[Stored data]
** Start **
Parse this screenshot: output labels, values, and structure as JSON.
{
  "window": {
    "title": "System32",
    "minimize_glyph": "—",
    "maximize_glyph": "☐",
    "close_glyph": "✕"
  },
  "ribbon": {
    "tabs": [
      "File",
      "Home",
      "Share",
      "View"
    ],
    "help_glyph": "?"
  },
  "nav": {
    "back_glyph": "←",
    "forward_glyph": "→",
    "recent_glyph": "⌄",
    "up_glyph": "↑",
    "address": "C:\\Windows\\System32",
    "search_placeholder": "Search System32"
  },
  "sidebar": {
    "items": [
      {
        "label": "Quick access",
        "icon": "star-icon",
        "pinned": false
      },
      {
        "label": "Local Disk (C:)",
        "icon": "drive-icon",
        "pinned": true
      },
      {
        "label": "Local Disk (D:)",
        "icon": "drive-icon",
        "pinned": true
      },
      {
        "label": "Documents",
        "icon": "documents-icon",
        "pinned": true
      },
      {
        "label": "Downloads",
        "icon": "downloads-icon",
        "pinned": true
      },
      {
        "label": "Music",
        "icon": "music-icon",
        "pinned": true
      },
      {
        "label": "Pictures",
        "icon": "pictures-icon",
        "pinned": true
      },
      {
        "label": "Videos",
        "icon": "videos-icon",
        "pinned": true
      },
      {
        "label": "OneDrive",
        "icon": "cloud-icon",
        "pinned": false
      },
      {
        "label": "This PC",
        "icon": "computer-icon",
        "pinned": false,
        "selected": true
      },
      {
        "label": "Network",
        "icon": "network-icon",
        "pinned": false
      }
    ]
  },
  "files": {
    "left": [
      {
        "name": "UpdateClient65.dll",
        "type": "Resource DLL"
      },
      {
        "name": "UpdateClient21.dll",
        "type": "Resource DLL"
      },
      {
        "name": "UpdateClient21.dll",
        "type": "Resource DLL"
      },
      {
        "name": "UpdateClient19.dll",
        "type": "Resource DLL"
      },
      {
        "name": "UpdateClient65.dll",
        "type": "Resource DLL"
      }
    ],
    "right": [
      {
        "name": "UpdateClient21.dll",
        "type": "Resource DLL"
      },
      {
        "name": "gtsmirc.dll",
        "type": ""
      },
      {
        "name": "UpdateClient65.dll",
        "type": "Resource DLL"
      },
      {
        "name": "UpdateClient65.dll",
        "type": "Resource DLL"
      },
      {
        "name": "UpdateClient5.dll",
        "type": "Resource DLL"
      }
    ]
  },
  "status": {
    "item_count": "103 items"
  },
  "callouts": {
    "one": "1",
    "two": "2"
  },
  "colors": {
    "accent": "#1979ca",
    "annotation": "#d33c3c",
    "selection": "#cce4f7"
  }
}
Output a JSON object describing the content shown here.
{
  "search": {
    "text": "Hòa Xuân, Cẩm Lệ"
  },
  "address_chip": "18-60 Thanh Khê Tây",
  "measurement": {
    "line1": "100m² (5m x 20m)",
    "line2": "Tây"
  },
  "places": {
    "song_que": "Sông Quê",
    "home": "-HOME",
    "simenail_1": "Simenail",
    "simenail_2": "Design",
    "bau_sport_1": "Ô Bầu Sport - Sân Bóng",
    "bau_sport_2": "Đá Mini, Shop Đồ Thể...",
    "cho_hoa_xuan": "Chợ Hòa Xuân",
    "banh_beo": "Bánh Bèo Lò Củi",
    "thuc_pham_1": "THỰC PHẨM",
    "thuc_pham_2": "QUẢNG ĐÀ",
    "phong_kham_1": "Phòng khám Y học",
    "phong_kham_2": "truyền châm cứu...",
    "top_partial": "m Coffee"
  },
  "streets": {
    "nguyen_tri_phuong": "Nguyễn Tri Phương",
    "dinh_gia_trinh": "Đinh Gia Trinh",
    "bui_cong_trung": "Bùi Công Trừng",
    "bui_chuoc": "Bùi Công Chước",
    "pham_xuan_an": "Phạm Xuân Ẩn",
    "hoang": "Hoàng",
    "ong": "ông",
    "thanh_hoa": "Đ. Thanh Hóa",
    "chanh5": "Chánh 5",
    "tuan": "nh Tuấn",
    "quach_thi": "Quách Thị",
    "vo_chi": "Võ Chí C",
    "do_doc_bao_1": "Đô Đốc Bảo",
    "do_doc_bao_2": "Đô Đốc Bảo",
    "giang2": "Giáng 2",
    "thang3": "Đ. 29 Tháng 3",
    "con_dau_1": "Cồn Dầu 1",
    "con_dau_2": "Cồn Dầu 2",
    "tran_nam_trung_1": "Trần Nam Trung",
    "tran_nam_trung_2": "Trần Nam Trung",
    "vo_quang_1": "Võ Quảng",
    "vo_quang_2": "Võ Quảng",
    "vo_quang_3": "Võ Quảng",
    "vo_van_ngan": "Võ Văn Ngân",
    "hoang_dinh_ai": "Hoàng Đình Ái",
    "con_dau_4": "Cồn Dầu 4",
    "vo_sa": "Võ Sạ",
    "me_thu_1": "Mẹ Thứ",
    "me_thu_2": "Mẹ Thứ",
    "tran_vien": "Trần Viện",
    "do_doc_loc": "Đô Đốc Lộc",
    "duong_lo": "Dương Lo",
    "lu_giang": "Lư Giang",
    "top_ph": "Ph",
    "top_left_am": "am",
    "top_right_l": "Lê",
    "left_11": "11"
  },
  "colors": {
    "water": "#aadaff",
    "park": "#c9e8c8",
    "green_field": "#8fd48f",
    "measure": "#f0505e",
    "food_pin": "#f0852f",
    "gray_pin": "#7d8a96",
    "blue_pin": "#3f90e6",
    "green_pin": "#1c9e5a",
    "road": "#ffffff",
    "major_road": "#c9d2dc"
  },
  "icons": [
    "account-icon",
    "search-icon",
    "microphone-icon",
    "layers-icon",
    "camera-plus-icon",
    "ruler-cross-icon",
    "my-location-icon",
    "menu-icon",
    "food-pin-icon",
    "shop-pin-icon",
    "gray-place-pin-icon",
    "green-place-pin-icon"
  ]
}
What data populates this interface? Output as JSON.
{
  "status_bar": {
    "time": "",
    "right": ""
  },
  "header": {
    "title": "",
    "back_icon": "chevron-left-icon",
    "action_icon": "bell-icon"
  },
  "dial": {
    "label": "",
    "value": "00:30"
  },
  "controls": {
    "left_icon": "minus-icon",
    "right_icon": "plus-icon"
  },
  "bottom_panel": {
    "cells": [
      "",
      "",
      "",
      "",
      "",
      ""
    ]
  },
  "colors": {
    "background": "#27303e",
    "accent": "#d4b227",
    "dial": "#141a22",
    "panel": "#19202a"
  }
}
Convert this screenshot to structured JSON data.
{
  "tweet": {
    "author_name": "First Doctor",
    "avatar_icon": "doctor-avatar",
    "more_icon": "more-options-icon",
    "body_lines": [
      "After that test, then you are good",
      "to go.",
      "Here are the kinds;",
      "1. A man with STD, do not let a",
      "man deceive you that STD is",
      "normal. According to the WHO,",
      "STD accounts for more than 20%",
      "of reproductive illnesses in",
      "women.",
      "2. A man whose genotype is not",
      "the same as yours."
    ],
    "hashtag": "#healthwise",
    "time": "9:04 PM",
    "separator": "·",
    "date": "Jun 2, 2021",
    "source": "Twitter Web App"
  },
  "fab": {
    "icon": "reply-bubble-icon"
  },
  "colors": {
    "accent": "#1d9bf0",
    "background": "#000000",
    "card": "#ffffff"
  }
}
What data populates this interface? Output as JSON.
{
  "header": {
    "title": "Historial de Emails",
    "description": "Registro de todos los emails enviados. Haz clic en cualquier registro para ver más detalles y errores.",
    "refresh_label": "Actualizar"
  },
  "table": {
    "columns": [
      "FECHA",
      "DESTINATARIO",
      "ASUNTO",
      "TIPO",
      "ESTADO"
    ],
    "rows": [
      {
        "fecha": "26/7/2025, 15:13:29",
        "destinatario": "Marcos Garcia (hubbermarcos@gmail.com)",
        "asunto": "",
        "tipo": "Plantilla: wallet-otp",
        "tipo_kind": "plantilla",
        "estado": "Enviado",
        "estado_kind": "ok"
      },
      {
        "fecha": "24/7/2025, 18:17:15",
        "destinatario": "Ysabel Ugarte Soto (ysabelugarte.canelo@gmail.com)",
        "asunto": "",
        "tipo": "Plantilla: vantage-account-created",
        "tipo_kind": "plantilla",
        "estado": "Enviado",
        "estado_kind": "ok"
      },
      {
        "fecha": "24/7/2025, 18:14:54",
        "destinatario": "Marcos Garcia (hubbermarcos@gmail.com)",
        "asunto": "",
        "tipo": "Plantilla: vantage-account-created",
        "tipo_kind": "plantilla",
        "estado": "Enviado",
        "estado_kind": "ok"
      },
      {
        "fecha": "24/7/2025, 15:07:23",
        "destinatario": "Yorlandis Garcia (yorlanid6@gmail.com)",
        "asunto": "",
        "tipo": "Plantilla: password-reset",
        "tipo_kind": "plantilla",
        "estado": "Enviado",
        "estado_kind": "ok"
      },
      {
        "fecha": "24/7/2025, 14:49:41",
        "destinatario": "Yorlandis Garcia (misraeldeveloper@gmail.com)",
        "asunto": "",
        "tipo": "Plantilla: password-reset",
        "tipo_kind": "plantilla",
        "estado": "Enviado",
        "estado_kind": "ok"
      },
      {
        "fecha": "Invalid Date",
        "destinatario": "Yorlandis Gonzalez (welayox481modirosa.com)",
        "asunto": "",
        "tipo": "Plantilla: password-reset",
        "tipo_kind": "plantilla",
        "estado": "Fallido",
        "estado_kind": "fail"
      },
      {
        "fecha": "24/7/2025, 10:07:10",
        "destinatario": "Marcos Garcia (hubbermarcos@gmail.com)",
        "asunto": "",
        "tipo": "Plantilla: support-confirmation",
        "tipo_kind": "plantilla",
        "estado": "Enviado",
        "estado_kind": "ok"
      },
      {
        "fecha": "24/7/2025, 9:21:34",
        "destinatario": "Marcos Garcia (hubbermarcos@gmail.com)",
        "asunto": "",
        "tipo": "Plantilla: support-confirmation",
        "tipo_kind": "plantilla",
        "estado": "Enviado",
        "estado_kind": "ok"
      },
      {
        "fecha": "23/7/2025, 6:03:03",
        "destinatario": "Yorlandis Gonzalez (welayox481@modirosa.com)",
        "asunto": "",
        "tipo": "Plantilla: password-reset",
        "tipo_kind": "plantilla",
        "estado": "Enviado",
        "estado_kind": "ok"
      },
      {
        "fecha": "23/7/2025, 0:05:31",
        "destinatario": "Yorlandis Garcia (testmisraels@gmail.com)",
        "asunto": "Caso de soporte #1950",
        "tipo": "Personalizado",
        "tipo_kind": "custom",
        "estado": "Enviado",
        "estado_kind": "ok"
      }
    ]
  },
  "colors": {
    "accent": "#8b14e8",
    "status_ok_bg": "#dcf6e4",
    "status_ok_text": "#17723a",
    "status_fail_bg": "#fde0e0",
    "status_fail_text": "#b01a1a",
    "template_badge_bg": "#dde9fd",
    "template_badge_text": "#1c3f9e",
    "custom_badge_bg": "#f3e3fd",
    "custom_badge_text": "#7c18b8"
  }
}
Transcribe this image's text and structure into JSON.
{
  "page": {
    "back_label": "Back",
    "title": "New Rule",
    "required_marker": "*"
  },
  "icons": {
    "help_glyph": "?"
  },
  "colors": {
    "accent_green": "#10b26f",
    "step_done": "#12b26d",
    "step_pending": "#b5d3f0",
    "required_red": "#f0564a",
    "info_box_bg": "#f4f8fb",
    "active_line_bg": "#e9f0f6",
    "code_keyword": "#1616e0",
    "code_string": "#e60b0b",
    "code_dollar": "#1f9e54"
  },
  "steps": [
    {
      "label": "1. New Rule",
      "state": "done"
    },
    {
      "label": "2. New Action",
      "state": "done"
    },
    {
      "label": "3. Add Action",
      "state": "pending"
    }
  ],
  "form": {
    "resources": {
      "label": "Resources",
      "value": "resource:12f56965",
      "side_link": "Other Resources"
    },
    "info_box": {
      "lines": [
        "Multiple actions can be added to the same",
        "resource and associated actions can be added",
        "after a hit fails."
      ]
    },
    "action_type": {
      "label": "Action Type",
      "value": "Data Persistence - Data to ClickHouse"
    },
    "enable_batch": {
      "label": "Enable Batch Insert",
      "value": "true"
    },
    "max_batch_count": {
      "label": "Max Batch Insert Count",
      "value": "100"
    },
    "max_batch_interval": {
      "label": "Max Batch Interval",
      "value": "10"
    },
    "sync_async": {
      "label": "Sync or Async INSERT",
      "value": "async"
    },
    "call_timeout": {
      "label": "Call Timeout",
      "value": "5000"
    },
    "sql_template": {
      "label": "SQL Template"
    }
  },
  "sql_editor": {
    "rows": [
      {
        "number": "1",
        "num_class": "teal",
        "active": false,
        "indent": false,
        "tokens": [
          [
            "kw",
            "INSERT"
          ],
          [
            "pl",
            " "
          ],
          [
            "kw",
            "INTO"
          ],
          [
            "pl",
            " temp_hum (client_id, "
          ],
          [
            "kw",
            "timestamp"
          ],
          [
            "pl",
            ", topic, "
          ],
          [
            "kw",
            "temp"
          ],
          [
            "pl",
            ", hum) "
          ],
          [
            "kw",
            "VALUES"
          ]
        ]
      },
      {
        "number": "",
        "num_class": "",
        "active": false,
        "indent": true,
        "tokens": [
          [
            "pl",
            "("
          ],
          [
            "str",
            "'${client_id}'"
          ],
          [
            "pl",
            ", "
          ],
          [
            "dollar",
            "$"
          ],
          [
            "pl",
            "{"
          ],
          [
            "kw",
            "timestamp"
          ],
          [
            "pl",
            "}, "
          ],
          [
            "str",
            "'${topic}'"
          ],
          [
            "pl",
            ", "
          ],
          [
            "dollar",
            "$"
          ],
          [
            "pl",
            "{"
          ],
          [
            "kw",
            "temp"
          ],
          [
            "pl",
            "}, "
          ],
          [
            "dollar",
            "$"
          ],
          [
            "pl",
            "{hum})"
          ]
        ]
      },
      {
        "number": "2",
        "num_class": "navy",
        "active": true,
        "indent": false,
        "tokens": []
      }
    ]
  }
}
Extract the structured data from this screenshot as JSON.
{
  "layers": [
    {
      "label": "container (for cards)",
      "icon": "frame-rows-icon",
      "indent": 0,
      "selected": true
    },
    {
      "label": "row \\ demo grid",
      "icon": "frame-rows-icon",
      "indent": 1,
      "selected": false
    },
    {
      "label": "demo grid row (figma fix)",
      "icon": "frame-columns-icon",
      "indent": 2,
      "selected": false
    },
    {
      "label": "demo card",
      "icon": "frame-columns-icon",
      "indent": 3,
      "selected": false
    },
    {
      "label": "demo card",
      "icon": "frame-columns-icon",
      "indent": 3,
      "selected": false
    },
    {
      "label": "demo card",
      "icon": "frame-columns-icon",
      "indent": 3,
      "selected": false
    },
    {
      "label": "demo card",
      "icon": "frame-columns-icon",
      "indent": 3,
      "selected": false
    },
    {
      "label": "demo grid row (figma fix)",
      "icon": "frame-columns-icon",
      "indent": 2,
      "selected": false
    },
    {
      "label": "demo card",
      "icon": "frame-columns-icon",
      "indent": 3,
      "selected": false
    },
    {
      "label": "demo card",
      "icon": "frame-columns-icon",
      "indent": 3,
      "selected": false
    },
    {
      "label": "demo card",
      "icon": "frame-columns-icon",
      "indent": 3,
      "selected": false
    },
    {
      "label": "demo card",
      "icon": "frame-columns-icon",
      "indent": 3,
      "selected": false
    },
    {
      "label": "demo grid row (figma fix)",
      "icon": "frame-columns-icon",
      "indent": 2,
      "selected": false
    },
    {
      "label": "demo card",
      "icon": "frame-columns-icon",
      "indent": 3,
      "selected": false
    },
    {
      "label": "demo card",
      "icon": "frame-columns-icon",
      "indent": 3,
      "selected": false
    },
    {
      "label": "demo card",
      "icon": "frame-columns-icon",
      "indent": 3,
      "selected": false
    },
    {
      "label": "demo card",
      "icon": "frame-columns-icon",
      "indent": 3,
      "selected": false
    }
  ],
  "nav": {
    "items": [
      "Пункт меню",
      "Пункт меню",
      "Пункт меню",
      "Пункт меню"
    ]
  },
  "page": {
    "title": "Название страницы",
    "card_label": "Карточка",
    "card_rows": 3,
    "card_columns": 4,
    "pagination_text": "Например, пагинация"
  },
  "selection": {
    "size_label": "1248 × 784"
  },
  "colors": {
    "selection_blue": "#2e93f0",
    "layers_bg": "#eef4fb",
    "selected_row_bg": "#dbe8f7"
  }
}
** End **
Determine the number of lines in these entries that contain the word "title", and write only that number.

Task result
5